== Collected data entries ==
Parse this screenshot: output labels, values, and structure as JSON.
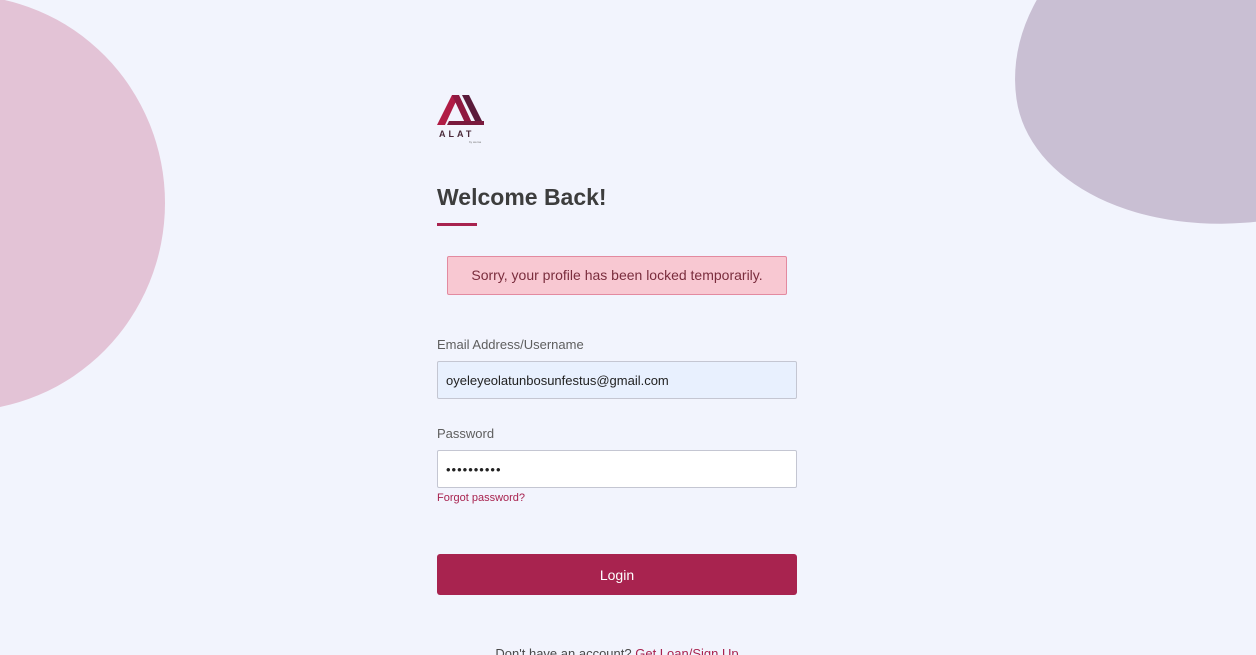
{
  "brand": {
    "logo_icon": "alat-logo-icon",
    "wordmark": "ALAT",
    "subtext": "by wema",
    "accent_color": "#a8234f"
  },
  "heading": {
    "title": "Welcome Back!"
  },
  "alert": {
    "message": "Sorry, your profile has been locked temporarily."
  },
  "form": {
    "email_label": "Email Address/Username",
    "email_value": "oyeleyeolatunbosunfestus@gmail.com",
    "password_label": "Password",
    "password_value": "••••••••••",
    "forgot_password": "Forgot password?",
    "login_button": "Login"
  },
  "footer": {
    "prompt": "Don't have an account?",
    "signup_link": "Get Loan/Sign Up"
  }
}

== GOAL ==
Copy the records above exactly, omitting every picture.

== RESULT ==
Parse this screenshot: output labels, values, and structure as JSON.
{
  "brand": {
    "logo_icon": "alat-logo-icon",
    "wordmark": "ALAT",
    "subtext": "by wema",
    "accent_color": "#a8234f"
  },
  "heading": {
    "title": "Welcome Back!"
  },
  "alert": {
    "message": "Sorry, your profile has been locked temporarily."
  },
  "form": {
    "email_label": "Email Address/Username",
    "email_value": "oyeleyeolatunbosunfestus@gmail.com",
    "password_label": "Password",
    "password_value": "••••••••••",
    "forgot_password": "Forgot password?",
    "login_button": "Login"
  },
  "footer": {
    "prompt": "Don't have an account?",
    "signup_link": "Get Loan/Sign Up"
  }
}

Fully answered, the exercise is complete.